Problem description> Report the number of lines in these entries that contain "apatites". Write only the number.

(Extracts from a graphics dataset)
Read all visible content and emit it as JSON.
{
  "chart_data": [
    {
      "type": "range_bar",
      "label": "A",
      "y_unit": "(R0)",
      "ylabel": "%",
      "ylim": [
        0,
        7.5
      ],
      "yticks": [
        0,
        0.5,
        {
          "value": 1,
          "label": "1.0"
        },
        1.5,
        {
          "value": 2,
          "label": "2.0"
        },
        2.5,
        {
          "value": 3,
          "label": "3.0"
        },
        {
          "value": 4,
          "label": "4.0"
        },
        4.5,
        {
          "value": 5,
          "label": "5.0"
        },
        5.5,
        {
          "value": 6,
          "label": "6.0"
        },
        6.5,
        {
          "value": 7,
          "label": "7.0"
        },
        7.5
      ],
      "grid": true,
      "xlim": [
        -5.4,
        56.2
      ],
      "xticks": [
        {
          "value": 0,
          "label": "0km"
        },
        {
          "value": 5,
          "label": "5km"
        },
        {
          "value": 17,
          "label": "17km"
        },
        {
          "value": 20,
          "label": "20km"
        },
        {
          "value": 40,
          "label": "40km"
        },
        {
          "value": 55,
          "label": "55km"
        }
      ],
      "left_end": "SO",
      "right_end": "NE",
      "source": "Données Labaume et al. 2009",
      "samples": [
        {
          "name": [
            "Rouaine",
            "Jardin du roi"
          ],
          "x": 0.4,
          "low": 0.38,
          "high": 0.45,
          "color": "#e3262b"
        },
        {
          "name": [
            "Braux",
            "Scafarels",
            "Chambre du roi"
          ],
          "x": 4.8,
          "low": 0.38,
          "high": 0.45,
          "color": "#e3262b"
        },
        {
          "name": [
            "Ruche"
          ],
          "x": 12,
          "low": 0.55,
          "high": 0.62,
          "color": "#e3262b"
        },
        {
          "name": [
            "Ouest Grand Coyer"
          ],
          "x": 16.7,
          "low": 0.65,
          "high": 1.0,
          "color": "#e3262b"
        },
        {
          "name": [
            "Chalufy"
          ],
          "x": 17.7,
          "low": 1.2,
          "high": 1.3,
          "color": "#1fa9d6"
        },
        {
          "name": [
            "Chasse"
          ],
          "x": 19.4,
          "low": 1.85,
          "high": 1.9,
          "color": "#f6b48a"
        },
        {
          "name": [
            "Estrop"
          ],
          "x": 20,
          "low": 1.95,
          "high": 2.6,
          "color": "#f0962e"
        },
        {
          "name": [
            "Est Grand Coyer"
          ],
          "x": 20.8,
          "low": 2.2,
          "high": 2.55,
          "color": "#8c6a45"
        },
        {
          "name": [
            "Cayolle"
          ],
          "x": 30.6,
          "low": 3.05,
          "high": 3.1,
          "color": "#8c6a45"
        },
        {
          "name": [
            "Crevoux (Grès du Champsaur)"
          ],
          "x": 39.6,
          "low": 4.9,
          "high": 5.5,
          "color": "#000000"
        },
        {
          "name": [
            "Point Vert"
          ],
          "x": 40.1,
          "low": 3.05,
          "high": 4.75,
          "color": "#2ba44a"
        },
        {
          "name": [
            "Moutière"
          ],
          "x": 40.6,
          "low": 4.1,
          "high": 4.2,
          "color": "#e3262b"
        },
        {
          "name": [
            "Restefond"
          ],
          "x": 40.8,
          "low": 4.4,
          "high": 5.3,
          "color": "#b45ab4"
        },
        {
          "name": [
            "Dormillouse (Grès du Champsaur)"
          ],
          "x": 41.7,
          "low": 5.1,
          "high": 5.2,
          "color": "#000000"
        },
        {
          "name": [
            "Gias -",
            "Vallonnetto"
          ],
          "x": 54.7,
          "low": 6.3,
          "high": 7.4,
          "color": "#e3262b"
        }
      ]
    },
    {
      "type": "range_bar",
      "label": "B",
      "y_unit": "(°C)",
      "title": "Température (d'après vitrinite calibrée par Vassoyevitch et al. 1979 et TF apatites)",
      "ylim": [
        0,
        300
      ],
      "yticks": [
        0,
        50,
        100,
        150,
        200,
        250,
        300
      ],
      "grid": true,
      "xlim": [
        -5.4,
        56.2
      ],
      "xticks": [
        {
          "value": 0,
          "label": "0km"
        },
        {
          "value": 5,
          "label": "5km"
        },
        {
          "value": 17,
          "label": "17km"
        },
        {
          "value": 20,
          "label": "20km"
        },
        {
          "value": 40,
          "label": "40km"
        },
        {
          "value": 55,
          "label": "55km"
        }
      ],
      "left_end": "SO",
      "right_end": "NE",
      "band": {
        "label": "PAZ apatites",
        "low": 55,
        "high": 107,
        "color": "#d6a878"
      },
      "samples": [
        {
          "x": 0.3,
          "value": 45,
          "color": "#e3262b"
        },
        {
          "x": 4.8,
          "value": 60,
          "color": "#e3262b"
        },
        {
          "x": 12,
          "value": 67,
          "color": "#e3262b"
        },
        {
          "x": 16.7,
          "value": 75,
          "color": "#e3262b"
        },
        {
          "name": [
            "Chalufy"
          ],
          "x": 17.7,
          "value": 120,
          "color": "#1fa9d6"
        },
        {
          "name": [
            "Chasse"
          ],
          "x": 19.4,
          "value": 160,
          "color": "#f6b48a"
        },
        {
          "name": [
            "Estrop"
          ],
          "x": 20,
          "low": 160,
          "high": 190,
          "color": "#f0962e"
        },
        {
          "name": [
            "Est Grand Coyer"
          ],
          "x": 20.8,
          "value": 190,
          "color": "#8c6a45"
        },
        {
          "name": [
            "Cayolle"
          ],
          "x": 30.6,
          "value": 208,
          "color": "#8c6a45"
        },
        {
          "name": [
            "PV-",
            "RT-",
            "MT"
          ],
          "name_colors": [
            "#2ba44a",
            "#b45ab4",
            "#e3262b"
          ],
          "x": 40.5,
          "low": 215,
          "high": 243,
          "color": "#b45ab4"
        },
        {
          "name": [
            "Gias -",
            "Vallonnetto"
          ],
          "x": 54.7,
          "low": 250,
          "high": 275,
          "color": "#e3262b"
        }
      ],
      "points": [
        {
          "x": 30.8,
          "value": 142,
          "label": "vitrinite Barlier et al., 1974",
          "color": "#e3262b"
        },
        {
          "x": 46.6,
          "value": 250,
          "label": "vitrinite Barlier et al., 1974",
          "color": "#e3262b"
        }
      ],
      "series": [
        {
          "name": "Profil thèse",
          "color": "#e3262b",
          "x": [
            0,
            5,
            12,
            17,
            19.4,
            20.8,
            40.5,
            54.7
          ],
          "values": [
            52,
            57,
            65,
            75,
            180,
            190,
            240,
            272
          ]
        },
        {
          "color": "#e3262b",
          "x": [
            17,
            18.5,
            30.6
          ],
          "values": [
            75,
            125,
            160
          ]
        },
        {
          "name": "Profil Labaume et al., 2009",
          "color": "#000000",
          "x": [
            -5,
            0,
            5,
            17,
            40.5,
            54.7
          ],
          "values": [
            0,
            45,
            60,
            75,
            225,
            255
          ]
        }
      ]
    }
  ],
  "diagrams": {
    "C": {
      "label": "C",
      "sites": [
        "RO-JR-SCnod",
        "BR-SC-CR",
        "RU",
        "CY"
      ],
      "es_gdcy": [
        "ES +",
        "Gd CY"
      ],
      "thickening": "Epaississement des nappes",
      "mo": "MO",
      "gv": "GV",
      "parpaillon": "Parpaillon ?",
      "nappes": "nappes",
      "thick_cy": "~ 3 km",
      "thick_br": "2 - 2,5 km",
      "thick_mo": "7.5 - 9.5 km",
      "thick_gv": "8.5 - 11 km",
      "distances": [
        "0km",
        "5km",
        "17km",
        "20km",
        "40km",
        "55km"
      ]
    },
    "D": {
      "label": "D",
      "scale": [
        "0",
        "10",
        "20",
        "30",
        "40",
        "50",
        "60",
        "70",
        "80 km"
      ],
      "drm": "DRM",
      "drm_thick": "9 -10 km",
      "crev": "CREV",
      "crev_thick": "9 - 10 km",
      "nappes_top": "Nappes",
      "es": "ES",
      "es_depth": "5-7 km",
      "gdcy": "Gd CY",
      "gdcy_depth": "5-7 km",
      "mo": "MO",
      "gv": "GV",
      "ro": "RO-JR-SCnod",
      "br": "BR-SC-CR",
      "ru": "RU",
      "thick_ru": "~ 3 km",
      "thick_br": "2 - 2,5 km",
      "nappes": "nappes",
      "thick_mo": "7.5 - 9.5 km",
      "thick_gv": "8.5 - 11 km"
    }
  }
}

Solution to the exercise> 2